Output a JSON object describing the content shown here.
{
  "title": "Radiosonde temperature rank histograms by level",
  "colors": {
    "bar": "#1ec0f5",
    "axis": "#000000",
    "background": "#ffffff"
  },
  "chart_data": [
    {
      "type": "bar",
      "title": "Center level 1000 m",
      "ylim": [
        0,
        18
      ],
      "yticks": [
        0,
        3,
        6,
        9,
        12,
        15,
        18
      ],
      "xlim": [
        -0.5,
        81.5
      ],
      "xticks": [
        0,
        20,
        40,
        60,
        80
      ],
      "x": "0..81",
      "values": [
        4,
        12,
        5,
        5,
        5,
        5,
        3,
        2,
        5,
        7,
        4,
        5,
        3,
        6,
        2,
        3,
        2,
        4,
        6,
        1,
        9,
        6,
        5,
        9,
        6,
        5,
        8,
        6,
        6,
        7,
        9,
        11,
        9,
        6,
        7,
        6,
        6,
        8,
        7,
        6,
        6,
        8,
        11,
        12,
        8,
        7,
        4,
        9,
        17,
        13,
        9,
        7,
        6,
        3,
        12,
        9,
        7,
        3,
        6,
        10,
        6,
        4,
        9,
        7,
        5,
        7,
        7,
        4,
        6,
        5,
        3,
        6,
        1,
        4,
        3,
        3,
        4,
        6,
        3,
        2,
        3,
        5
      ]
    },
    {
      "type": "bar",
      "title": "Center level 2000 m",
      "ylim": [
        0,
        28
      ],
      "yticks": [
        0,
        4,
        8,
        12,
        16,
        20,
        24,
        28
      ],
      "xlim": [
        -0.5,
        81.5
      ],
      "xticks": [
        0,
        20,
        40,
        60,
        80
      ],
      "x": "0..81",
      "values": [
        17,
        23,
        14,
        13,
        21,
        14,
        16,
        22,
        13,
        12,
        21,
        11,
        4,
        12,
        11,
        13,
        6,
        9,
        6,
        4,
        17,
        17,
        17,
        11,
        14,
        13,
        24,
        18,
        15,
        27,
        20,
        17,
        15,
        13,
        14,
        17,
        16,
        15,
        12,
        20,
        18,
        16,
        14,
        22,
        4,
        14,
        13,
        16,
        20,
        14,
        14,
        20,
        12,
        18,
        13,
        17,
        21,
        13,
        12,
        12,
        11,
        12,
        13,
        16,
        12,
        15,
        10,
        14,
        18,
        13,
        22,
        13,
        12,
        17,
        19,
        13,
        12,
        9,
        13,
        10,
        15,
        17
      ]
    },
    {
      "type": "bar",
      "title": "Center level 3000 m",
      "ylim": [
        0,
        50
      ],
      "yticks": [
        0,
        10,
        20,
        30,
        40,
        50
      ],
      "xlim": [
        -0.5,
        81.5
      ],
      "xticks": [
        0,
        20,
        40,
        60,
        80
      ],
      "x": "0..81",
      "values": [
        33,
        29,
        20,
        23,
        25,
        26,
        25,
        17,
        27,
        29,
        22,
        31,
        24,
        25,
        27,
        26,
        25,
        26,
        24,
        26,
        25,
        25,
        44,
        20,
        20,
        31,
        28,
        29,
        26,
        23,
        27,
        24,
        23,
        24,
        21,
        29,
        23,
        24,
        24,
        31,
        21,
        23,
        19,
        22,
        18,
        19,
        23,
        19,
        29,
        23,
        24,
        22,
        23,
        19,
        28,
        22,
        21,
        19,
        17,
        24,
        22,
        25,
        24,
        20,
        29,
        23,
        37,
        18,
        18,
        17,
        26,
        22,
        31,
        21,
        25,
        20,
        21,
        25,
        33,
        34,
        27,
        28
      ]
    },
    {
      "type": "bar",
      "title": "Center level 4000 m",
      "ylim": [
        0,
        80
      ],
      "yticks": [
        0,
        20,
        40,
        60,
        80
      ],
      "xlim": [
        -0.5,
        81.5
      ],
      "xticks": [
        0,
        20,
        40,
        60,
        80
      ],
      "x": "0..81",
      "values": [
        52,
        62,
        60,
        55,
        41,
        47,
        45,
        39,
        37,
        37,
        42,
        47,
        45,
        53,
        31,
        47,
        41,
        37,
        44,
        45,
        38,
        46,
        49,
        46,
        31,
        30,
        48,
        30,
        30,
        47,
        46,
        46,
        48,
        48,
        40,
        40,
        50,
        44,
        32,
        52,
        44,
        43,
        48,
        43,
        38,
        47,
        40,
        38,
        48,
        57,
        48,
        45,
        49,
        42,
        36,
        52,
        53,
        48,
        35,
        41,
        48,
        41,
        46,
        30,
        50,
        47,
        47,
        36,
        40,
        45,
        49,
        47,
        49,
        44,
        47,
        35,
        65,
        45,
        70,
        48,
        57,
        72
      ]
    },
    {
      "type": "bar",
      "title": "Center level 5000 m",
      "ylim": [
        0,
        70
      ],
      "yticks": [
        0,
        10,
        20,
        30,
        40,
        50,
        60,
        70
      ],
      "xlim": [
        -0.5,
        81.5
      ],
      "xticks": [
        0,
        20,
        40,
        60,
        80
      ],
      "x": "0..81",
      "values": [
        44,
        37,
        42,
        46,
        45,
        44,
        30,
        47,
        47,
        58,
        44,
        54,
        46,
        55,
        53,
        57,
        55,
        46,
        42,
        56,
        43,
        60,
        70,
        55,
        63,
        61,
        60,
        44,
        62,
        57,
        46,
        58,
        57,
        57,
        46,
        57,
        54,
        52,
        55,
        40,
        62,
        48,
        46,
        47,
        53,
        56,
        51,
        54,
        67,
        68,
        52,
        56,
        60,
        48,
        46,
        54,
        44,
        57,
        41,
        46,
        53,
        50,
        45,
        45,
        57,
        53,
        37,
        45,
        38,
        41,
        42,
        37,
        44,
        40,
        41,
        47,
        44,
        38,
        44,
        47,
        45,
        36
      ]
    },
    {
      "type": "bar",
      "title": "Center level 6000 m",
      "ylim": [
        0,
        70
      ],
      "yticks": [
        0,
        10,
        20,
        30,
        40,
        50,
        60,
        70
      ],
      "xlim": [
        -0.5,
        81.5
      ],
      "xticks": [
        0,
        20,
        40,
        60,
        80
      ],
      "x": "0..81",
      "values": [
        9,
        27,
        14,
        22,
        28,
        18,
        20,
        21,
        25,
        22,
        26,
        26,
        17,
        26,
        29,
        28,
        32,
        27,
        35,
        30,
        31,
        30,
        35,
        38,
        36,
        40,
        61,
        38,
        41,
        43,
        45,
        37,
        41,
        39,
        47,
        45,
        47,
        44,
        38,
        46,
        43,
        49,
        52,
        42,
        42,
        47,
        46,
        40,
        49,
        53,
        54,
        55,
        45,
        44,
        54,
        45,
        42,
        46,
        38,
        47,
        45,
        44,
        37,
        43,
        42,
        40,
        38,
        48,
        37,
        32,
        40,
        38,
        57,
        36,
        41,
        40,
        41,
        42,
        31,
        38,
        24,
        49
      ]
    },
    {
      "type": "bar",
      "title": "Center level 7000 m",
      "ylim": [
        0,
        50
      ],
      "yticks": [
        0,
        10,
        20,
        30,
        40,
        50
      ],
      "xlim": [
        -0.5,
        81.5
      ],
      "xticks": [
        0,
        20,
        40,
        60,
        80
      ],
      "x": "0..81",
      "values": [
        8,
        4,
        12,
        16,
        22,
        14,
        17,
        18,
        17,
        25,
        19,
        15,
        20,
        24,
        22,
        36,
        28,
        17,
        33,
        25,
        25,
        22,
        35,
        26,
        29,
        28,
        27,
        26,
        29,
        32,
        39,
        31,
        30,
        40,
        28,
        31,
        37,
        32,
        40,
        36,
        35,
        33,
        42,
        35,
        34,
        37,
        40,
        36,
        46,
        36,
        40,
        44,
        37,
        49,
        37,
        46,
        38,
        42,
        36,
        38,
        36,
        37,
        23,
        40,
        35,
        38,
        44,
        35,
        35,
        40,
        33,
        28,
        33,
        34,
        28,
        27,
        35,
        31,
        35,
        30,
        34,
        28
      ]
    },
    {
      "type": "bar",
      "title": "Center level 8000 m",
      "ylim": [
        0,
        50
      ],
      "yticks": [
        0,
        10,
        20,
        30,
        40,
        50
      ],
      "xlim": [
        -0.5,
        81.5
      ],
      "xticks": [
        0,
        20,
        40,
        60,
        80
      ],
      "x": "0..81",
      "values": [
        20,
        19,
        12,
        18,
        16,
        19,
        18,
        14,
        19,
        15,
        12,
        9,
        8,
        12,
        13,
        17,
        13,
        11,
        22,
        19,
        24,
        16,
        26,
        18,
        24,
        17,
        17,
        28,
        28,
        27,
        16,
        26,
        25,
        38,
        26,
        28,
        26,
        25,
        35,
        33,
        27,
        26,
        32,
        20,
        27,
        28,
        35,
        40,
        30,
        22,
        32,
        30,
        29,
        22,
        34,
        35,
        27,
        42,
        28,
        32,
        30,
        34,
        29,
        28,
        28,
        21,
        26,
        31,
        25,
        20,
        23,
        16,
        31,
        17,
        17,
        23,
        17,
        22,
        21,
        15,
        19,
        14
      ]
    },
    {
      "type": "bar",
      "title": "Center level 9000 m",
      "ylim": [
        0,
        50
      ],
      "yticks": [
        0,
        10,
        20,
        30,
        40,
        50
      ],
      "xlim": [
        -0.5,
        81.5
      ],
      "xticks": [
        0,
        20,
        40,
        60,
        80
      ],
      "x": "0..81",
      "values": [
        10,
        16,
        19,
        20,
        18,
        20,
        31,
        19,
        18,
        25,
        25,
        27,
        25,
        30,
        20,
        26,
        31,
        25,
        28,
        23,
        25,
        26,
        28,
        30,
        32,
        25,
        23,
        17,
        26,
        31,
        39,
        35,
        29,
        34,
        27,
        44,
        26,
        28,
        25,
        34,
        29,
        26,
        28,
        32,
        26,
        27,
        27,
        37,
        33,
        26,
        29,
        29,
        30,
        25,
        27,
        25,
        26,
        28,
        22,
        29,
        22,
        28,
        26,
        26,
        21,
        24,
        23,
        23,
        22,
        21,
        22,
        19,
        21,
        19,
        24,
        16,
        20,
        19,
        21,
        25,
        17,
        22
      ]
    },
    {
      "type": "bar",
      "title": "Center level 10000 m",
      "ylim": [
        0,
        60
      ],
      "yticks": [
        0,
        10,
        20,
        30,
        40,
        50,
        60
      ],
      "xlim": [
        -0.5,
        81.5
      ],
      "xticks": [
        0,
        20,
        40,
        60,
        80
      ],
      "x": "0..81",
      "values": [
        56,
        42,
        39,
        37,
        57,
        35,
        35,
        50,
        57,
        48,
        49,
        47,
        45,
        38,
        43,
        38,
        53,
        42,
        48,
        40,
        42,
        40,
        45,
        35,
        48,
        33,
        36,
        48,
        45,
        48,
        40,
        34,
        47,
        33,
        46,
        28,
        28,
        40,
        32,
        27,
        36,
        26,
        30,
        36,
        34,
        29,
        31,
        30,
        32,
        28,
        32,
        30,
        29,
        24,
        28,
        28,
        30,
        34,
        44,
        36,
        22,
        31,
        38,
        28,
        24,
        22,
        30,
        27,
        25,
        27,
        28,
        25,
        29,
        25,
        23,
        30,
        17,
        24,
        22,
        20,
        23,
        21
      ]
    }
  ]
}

Task to complete:
Across the records, how many lines contain "Center"? Only the number should be given.

Reply to the exercise:
10